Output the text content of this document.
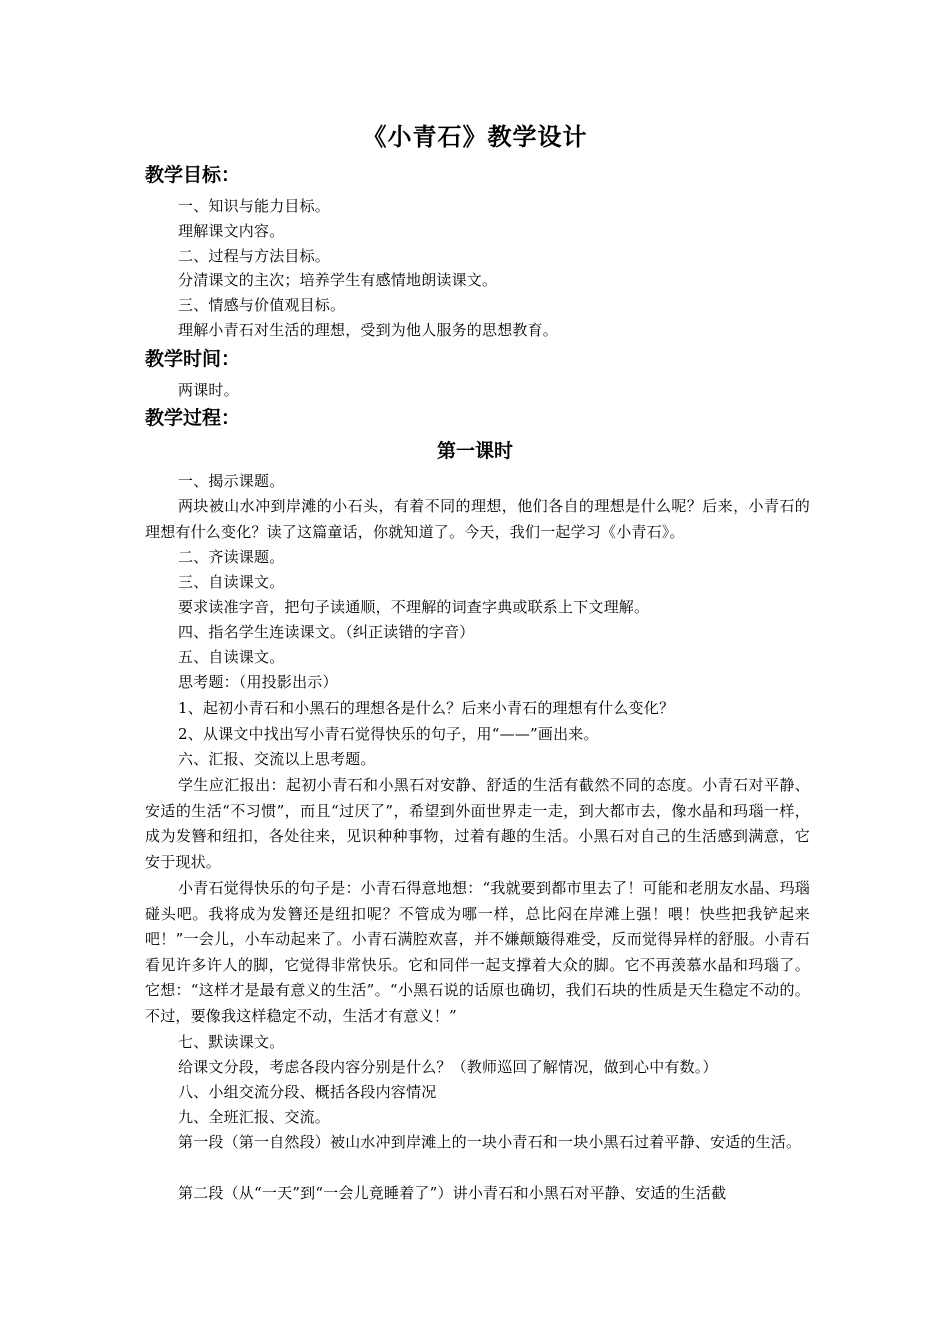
《小青石》教学设计
教学目标：
一、知识与能力目标。
理解课文内容。
二、过程与方法目标。
分清课文的主次；培养学生有感情地朗读课文。
三、情感与价值观目标。
理解小青石对生活的理想，受到为他人服务的思想教育。
教学时间：
两课时。
教学过程：
第一课时
一、揭示课题。
两块被山水冲到岸滩的小石头，有着不同的理想，他们各自的理想是什么呢？后来，小青石的理想有什么变化？读了这篇童话，你就知道了。今天，我们一起学习《小青石》。
二、齐读课题。
三、自读课文。
要求读准字音，把句子读通顺，不理解的词查字典或联系上下文理解。
四、指名学生连读课文。（纠正读错的字音）
五、自读课文。
思考题：（用投影出示）
1、起初小青石和小黑石的理想各是什么？后来小青石的理想有什么变化？
2、从课文中找出写小青石觉得快乐的句子，用“——”画出来。
六、汇报、交流以上思考题。
学生应汇报出：起初小青石和小黑石对安静、舒适的生活有截然不同的态度。小青石对平静、安适的生活“不习惯”，而且“过厌了”，希望到外面世界走一走，到大都市去，像水晶和玛瑙一样，成为发簪和纽扣，各处往来，见识种种事物，过着有趣的生活。小黑石对自己的生活感到满意，它安于现状。
小青石觉得快乐的句子是：小青石得意地想：“我就要到都市里去了！可能和老朋友水晶、玛瑙碰头吧。我将成为发簪还是纽扣呢？不管成为哪一样，总比闷在岸滩上强！喂！快些把我铲起来吧！”一会儿，小车动起来了。小青石满腔欢喜，并不嫌颠簸得难受，反而觉得异样的舒服。小青石看见许多许人的脚，它觉得非常快乐。它和同伴一起支撑着大众的脚。它不再羡慕水晶和玛瑙了。它想：“这样才是最有意义的生活”。“小黑石说的话原也确切，我们石块的性质是天生稳定不动的。不过，要像我这样稳定不动，生活才有意义！”
七、默读课文。
给课文分段，考虑各段内容分别是什么？（教师巡回了解情况，做到心中有数。）
八、小组交流分段、概括各段内容情况
九、全班汇报、交流。
第一段（第一自然段）被山水冲到岸滩上的一块小青石和一块小黑石过着平静、安适的生活。
第二段（从“一天”到“一会儿竟睡着了”）讲小青石和小黑石对平静、安适的生活截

══════════════════════════════

DIRECTIVE
Working from the lines above, reproduce the material exactly and exclude its pictures.

RESULT OF THIS EXERCISE
Output the text content of this document.
《小青石》教学设计
教学目标：
一、知识与能力目标。
理解课文内容。
二、过程与方法目标。
分清课文的主次；培养学生有感情地朗读课文。
三、情感与价值观目标。
理解小青石对生活的理想，受到为他人服务的思想教育。
教学时间：
两课时。
教学过程：
第一课时
一、揭示课题。
两块被山水冲到岸滩的小石头，有着不同的理想，他们各自的理想是什么呢？后来，小青石的理想有什么变化？读了这篇童话，你就知道了。今天，我们一起学习《小青石》。
二、齐读课题。
三、自读课文。
要求读准字音，把句子读通顺，不理解的词查字典或联系上下文理解。
四、指名学生连读课文。（纠正读错的字音）
五、自读课文。
思考题：（用投影出示）
1、起初小青石和小黑石的理想各是什么？后来小青石的理想有什么变化？
2、从课文中找出写小青石觉得快乐的句子，用“——”画出来。
六、汇报、交流以上思考题。
学生应汇报出：起初小青石和小黑石对安静、舒适的生活有截然不同的态度。小青石对平静、安适的生活“不习惯”，而且“过厌了”，希望到外面世界走一走，到大都市去，像水晶和玛瑙一样，成为发簪和纽扣，各处往来，见识种种事物，过着有趣的生活。小黑石对自己的生活感到满意，它安于现状。
小青石觉得快乐的句子是：小青石得意地想：“我就要到都市里去了！可能和老朋友水晶、玛瑙碰头吧。我将成为发簪还是纽扣呢？不管成为哪一样，总比闷在岸滩上强！喂！快些把我铲起来吧！”一会儿，小车动起来了。小青石满腔欢喜，并不嫌颠簸得难受，反而觉得异样的舒服。小青石看见许多许人的脚，它觉得非常快乐。它和同伴一起支撑着大众的脚。它不再羡慕水晶和玛瑙了。它想：“这样才是最有意义的生活”。“小黑石说的话原也确切，我们石块的性质是天生稳定不动的。不过，要像我这样稳定不动，生活才有意义！”
七、默读课文。
给课文分段，考虑各段内容分别是什么？（教师巡回了解情况，做到心中有数。）
八、小组交流分段、概括各段内容情况
九、全班汇报、交流。
第一段（第一自然段）被山水冲到岸滩上的一块小青石和一块小黑石过着平静、安适的生活。
第二段（从“一天”到“一会儿竟睡着了”）讲小青石和小黑石对平静、安适的生活截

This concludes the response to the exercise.